§ TASK GOAL
Copy each line of the records that contains the word "types".

§ RECORDS SUPPLIED
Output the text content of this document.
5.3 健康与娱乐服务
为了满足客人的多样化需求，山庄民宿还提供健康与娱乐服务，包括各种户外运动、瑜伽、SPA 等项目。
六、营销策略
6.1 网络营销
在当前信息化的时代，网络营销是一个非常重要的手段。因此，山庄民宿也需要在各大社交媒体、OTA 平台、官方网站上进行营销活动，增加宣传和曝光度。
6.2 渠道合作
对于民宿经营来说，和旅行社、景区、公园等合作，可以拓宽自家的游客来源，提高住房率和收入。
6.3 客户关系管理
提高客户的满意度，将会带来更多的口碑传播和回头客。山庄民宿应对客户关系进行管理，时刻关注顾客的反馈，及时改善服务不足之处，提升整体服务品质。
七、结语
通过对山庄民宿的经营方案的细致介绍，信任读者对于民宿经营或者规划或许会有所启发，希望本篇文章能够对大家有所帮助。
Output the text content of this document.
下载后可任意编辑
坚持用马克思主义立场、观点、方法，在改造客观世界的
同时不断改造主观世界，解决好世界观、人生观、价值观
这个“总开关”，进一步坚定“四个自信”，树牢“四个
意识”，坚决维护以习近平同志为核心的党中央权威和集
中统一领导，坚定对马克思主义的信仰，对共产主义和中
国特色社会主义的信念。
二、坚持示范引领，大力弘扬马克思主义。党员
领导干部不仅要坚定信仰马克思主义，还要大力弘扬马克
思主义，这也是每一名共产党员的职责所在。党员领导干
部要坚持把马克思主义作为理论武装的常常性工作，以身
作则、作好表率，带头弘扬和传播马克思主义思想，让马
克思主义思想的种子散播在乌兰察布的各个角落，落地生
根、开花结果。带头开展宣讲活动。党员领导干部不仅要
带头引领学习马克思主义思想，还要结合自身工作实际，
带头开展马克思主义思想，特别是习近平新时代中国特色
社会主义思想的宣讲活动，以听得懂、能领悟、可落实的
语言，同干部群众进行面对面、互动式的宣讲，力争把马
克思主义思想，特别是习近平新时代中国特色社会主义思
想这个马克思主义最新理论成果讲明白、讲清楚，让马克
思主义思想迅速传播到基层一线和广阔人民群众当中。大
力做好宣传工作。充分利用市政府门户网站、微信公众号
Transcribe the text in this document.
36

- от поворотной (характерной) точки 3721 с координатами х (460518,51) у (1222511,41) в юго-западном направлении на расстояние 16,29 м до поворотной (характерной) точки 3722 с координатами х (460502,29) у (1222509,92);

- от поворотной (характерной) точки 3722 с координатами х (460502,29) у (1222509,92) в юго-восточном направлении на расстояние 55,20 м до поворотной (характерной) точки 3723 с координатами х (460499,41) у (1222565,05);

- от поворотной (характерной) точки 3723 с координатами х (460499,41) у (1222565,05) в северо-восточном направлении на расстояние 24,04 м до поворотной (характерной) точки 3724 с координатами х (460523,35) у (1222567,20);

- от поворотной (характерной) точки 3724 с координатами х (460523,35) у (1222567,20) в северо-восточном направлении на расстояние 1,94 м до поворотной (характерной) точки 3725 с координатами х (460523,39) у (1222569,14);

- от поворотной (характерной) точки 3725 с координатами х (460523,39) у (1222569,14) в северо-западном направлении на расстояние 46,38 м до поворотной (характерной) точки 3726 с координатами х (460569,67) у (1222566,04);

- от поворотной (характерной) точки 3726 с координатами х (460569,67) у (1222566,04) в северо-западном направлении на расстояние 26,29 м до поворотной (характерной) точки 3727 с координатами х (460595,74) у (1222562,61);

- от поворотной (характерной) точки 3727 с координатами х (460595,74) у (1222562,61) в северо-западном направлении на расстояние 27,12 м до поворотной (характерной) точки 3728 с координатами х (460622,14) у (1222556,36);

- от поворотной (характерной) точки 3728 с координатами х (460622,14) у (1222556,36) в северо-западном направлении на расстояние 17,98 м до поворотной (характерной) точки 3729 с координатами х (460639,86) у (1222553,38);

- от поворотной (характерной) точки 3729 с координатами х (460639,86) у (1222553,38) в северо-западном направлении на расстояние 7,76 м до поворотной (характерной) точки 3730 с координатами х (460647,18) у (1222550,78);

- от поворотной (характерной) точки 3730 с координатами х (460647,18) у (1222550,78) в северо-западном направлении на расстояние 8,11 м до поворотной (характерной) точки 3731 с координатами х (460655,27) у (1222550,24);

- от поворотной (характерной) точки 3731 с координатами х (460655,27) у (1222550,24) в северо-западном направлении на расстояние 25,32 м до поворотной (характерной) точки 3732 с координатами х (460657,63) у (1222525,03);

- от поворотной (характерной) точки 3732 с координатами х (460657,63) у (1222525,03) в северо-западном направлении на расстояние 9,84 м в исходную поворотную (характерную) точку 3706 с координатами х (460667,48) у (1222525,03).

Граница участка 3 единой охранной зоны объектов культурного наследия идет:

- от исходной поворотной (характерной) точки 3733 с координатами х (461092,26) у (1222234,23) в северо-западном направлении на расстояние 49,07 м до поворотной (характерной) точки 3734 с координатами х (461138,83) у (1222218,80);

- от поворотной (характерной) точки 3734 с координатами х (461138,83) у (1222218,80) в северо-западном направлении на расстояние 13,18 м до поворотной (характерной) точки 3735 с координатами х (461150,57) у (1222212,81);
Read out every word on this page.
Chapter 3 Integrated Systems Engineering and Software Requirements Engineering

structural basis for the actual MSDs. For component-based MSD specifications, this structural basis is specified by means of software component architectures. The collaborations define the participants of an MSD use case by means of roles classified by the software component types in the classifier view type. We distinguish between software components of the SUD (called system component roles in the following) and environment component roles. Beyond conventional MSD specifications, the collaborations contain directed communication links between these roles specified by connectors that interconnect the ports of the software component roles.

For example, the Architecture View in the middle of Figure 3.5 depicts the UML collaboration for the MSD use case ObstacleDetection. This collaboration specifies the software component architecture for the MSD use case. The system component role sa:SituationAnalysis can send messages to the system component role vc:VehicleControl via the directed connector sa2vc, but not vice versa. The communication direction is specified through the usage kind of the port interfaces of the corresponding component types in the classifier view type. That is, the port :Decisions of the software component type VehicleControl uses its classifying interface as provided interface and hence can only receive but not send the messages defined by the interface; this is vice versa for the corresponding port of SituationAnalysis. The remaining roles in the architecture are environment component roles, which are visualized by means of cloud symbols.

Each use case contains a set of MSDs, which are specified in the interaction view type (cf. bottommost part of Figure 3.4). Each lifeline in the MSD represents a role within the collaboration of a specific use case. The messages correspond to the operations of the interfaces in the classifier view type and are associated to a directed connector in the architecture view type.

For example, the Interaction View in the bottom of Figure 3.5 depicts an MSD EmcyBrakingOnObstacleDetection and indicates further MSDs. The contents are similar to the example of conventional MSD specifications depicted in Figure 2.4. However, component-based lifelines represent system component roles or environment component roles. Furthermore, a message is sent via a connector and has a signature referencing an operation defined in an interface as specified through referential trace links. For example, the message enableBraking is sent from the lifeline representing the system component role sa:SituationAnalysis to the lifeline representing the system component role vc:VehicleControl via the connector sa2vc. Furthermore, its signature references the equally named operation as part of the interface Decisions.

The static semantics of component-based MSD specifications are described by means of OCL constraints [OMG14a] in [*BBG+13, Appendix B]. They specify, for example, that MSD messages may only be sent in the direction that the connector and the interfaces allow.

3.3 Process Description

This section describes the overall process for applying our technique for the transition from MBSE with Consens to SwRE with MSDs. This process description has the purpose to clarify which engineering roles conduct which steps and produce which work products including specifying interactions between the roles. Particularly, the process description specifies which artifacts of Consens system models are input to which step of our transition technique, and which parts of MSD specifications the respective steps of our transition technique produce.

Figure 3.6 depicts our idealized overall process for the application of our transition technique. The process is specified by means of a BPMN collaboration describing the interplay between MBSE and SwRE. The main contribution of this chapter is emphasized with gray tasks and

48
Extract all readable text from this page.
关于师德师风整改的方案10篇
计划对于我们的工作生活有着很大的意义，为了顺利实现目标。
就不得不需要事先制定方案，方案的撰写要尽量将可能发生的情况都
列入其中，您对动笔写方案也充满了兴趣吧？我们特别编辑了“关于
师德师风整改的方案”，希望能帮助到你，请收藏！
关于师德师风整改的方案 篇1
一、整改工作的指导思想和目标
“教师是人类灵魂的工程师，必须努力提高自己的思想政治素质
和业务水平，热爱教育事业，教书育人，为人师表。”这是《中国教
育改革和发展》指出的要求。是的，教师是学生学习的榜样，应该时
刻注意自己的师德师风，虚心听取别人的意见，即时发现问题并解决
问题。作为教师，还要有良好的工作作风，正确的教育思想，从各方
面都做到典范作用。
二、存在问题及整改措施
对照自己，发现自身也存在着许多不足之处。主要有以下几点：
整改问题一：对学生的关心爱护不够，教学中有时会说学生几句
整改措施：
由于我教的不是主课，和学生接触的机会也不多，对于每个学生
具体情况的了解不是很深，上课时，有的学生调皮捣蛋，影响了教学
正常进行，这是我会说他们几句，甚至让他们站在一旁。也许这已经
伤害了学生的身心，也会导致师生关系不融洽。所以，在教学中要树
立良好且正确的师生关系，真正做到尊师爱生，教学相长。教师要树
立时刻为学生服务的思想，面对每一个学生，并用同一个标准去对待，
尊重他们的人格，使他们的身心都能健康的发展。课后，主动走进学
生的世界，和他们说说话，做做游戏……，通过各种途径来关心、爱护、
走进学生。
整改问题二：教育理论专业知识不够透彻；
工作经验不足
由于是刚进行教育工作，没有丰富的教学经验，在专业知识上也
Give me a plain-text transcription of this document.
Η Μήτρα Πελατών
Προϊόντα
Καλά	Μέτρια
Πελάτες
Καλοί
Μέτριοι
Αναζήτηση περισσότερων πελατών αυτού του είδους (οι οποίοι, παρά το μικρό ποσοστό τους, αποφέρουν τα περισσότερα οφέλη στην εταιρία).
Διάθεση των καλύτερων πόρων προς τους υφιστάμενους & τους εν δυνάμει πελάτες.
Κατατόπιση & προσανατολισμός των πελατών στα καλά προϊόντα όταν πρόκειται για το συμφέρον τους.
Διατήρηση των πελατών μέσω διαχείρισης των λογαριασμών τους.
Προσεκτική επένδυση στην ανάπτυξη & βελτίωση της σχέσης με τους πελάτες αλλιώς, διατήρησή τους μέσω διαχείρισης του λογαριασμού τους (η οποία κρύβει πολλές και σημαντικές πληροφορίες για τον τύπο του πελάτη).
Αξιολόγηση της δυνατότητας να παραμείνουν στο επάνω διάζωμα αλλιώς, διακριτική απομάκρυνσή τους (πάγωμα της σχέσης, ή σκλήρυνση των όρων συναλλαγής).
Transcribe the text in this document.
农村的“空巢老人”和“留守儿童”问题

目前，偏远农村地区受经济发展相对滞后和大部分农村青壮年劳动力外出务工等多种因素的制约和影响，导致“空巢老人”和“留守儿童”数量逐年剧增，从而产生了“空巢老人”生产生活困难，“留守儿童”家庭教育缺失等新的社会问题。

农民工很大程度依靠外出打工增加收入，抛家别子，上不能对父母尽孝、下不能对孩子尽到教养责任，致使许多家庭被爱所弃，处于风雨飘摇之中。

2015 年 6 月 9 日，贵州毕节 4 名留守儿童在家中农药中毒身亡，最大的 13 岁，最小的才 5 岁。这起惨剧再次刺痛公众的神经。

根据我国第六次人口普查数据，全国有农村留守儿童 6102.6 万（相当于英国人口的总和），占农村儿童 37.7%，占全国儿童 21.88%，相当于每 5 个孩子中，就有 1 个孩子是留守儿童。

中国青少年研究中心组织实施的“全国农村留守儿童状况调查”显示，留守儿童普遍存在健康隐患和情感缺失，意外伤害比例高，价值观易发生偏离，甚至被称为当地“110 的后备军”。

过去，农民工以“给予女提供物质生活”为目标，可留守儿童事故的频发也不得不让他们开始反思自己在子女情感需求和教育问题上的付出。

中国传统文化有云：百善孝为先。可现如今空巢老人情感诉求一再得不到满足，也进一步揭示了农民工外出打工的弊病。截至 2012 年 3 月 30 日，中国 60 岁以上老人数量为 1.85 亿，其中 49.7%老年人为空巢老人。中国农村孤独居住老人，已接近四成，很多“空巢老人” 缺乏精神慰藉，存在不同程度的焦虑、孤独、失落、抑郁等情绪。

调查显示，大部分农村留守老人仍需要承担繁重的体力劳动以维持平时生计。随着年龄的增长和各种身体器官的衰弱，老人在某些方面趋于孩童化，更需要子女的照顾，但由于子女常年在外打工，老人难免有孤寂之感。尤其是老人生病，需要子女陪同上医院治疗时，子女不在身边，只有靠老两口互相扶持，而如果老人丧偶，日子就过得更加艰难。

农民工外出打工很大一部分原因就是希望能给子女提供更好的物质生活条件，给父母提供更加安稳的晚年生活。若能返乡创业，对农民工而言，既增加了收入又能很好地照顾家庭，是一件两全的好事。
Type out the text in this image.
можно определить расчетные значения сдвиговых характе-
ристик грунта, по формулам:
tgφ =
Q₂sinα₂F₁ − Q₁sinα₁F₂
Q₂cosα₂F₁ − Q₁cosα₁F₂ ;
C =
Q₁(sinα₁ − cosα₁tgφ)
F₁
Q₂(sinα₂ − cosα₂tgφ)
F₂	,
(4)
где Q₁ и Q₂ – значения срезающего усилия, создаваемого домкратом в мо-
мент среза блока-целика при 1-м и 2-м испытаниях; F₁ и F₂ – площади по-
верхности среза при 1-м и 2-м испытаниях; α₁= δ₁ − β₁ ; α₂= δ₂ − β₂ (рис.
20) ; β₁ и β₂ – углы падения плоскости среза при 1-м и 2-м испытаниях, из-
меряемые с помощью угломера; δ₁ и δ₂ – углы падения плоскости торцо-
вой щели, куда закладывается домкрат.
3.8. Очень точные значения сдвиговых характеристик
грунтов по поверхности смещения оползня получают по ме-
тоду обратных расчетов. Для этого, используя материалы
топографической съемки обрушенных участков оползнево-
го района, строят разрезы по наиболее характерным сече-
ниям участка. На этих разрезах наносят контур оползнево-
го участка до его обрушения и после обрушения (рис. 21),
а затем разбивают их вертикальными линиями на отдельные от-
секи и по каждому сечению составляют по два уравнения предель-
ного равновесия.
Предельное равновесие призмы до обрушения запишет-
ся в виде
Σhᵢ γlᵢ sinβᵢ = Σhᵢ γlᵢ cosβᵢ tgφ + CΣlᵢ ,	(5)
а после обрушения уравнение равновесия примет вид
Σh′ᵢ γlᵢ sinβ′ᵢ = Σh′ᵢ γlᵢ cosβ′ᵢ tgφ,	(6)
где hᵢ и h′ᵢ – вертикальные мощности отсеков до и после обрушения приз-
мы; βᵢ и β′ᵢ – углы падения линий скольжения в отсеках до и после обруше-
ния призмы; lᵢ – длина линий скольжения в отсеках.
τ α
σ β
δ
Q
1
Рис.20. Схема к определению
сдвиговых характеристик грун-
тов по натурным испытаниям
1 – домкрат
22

§ EXERCISE SOLUTION
structural basis for the actual MSDs. For component-based MSD specifications, this structural basis is specified by means of software component architectures. The collaborations define the participants of an MSD use case by means of roles classified by the software component types in the classifier view type. We distinguish between software components of the SUD (called system component roles in the following) and environment component roles. Beyond conventional MSD specifications, the collaborations contain directed communication links between these roles specified by connectors that interconnect the ports of the software component roles.
For example, the Architecture View in the middle of Figure 3.5 depicts the UML collaboration for the MSD use case ObstacleDetection. This collaboration specifies the software component architecture for the MSD use case. The system component role sa:SituationAnalysis can send messages to the system component role vc:VehicleControl via the directed connector sa2vc, but not vice versa. The communication direction is specified through the usage kind of the port interfaces of the corresponding component types in the classifier view type. That is, the port :Decisions of the software component type VehicleControl uses its classifying interface as provided interface and hence can only receive but not send the messages defined by the interface; this is vice versa for the corresponding port of SituationAnalysis. The remaining roles in the architecture are environment component roles, which are visualized by means of cloud symbols.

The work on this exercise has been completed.